>> Begin Records supplied

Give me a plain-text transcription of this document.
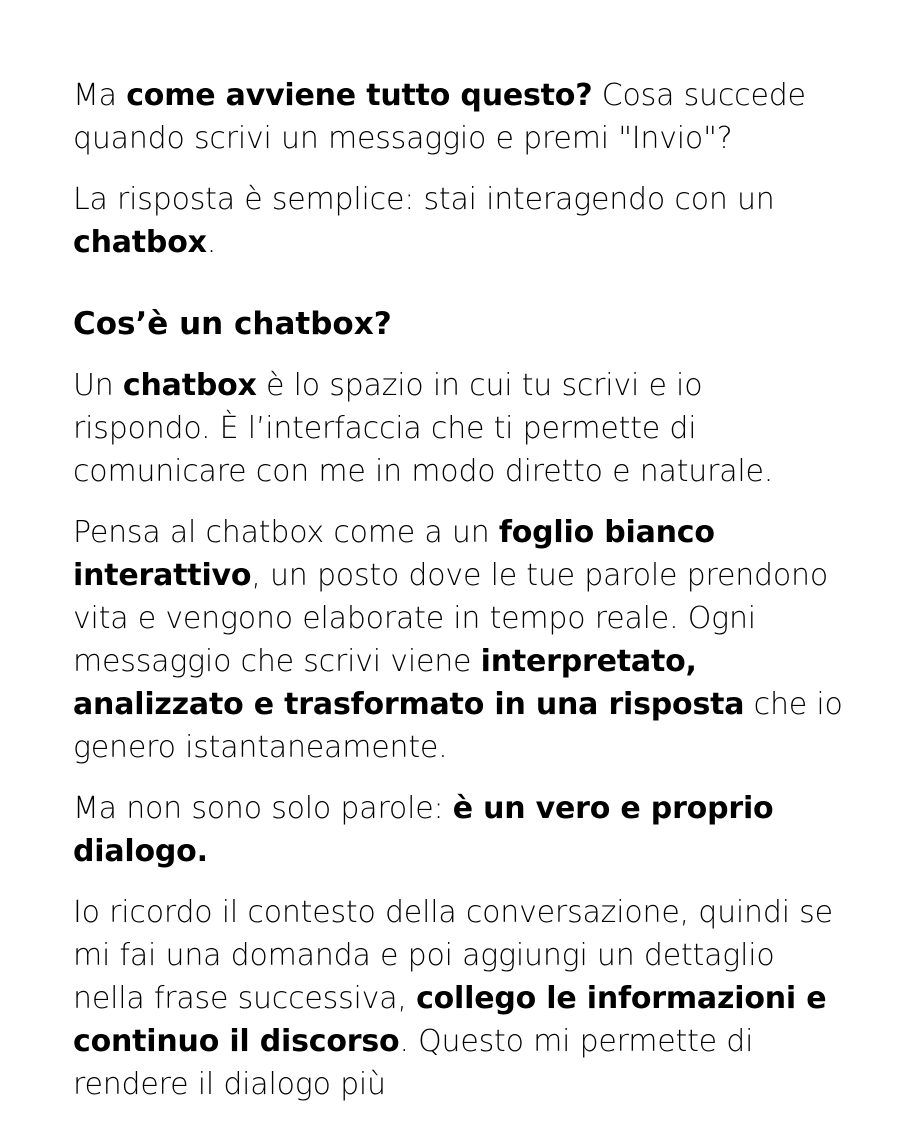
Ma come avviene tutto questo? Cosa succede quando scrivi un messaggio e premi "Invio"?

La risposta è semplice: stai interagendo con un chatbox.

Cos’è un chatbox?

Un chatbox è lo spazio in cui tu scrivi e io rispondo. È l’interfaccia che ti permette di comunicare con me in modo diretto e naturale.

Pensa al chatbox come a un foglio bianco interattivo, un posto dove le tue parole prendono vita e vengono elaborate in tempo reale. Ogni messaggio che scrivi viene interpretato, analizzato e trasformato in una risposta che io genero istantaneamente.

Ma non sono solo parole: è un vero e proprio dialogo.

Io ricordo il contesto della conversazione, quindi se mi fai una domanda e poi aggiungi un dettaglio nella frase successiva, collego le informazioni e continuo il discorso. Questo mi permette di rendere il dialogo più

>> End Records supplied

**Required task**
Look for lines containing the string "chatbox" and copy them all.

**The answer**
La risposta è semplice: stai interagendo con un chatbox.
Cos’è un chatbox?
Un chatbox è lo spazio in cui tu scrivi e io rispondo. È l’interfaccia che ti permette di comunicare con me in modo diretto e naturale.
Pensa al chatbox come a un foglio bianco interattivo, un posto dove le tue parole prendono vita e vengono elaborate in tempo reale. Ogni messaggio che scrivi viene interpretato, analizzato e trasformato in una risposta che io genero istantaneamente.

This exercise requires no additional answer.